Task statement. Gather all lines from the material that contain the word "chiều".

Records from a dataset.
****************

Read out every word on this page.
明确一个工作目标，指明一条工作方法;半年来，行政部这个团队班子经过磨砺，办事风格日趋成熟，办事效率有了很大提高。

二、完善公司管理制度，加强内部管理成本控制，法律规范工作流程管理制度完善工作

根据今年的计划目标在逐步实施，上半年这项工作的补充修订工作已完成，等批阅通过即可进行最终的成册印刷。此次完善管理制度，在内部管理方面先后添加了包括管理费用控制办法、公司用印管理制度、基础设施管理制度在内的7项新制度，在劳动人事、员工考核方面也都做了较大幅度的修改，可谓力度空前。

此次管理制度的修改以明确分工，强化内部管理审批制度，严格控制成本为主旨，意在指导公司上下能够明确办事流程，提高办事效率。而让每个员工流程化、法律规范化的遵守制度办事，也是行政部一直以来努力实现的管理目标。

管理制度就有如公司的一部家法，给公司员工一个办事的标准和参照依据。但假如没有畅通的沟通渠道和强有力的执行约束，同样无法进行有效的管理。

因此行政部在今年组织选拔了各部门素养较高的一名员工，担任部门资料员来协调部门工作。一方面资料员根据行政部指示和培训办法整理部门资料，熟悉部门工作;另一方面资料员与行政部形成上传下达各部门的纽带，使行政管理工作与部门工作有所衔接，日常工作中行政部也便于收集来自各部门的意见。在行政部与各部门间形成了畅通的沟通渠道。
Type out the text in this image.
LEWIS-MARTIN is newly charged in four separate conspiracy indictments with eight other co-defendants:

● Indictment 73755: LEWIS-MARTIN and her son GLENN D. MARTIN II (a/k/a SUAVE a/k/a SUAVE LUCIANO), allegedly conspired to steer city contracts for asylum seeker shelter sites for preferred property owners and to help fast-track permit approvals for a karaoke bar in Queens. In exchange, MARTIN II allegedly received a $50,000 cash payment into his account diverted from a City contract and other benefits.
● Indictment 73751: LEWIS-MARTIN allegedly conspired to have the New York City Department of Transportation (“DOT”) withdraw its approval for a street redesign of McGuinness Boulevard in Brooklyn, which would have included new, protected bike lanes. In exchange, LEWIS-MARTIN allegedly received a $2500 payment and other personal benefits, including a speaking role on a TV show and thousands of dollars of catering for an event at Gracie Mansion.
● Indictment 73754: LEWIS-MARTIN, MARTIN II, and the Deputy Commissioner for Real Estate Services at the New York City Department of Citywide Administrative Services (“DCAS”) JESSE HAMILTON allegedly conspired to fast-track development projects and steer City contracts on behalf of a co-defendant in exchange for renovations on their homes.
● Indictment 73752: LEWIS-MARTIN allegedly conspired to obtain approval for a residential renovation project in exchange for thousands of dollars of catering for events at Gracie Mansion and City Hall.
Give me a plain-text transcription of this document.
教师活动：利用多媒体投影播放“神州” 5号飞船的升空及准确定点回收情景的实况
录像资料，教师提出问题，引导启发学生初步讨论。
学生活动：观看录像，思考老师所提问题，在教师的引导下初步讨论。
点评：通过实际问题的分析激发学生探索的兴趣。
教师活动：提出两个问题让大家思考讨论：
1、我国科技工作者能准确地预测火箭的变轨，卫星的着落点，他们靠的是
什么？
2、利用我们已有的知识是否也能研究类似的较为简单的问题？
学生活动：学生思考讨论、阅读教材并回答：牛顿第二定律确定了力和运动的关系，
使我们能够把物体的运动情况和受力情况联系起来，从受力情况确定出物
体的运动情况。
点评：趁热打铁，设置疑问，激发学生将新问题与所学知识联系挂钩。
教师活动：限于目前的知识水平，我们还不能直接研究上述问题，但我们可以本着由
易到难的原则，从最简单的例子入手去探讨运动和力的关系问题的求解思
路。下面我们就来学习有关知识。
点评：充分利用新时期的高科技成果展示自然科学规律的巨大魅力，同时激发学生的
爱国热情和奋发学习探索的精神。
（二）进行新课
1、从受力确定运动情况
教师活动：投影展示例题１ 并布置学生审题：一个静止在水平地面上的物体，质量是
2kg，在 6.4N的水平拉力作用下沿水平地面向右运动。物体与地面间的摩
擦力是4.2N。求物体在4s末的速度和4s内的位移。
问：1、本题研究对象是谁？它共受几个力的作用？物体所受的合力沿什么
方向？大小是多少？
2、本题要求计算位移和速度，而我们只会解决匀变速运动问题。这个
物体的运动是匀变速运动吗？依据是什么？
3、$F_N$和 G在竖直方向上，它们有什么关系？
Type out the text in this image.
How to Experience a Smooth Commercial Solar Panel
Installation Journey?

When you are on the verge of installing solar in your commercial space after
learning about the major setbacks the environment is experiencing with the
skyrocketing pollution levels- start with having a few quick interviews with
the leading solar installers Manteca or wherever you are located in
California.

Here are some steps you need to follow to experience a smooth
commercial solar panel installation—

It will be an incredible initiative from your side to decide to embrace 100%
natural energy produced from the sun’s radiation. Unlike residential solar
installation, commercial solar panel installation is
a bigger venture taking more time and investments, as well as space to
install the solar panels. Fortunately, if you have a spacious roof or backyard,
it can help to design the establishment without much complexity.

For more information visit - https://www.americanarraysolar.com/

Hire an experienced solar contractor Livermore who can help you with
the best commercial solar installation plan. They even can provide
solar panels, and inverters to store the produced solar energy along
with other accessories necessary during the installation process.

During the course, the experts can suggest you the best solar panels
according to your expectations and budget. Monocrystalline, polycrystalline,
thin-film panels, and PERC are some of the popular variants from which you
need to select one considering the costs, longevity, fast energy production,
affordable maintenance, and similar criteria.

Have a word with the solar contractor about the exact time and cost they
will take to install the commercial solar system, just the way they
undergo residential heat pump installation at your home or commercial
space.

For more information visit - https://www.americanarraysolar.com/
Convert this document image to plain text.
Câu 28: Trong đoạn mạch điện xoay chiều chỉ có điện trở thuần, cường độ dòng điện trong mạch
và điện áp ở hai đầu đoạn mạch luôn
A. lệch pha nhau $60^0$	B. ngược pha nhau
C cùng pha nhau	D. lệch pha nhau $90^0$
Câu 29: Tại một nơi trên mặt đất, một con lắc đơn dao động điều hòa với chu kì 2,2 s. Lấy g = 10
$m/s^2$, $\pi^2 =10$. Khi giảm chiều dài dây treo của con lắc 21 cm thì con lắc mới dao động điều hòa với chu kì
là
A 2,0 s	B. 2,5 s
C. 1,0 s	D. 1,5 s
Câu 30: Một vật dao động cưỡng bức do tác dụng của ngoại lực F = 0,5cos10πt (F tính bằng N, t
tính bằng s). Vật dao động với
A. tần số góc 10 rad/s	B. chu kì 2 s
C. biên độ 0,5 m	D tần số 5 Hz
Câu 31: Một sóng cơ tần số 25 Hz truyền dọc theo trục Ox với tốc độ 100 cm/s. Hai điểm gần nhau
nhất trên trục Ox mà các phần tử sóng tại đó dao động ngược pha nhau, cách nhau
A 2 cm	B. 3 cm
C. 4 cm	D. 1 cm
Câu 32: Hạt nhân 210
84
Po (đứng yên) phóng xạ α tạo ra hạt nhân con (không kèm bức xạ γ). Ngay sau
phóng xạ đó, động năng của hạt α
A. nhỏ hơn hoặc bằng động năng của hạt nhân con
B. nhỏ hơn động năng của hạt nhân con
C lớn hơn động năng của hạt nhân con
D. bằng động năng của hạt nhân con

****************

Right answer.
Câu 28: Trong đoạn mạch điện xoay chiều chỉ có điện trở thuần, cường độ dòng điện trong mạch
$m/s^2$, $\pi^2 =10$. Khi giảm chiều dài dây treo của con lắc 21 cm thì con lắc mới dao động điều hòa với chu kì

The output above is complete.